◆ **YOUR INSTRUCTIONS**
Gather all lines with "this" from the records.

--- start THE INPUT ---

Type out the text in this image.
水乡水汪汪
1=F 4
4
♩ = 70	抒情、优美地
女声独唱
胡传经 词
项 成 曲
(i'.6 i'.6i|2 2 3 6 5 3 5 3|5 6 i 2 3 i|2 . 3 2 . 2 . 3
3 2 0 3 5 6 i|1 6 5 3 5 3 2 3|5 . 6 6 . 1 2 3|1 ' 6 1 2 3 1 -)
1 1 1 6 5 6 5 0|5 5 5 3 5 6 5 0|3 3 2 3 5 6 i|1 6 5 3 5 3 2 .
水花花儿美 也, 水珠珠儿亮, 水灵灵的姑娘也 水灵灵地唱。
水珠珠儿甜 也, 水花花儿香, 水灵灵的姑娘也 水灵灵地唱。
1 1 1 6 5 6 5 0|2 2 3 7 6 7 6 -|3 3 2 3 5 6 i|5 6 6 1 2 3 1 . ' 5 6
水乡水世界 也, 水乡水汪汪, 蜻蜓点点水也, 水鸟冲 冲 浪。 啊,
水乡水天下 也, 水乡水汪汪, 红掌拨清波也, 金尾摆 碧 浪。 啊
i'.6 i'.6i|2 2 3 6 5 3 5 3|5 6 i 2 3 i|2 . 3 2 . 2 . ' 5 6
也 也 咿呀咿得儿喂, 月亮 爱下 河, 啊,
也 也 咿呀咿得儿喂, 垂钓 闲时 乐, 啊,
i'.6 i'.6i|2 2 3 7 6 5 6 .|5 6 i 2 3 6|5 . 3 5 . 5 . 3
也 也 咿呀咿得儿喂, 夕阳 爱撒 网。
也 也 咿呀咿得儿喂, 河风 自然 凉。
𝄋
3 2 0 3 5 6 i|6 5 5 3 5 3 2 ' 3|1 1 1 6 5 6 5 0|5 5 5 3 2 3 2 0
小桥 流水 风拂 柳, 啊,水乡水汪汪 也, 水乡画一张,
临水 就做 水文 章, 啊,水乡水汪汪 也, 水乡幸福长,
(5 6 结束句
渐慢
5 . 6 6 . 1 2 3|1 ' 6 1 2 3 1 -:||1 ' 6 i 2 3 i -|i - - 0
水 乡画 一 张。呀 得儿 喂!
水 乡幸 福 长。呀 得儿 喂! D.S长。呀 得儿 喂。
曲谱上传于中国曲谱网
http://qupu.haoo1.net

--- end THE INPUT ---
--- start THE INPUT ---

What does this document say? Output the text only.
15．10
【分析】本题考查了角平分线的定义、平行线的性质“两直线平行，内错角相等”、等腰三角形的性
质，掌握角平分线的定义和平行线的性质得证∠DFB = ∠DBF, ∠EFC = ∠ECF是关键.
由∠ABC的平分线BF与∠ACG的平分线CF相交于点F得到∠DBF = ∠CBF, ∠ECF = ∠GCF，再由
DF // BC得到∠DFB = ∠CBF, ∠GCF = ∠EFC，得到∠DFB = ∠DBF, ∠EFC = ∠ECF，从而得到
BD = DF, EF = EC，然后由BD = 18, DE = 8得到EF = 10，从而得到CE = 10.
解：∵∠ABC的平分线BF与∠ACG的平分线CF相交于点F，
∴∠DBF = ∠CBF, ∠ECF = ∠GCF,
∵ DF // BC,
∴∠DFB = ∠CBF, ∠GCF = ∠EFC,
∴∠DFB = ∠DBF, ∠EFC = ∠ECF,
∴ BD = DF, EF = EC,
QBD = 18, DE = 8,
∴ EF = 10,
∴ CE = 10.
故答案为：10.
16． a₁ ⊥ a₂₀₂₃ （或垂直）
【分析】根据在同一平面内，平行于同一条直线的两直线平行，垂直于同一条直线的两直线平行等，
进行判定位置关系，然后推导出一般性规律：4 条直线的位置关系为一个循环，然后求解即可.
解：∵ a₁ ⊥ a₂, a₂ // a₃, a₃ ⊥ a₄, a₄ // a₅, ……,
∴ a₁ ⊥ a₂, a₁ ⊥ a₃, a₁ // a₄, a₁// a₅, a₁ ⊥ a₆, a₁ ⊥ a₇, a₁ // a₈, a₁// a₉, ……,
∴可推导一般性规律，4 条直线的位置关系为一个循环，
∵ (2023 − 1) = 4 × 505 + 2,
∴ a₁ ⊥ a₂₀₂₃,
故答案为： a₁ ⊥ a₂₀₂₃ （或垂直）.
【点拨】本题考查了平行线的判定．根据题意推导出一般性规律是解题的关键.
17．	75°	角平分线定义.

--- end THE INPUT ---

◆ **REPLY**
Type out the text in this image.
What does this document say? Output the text only.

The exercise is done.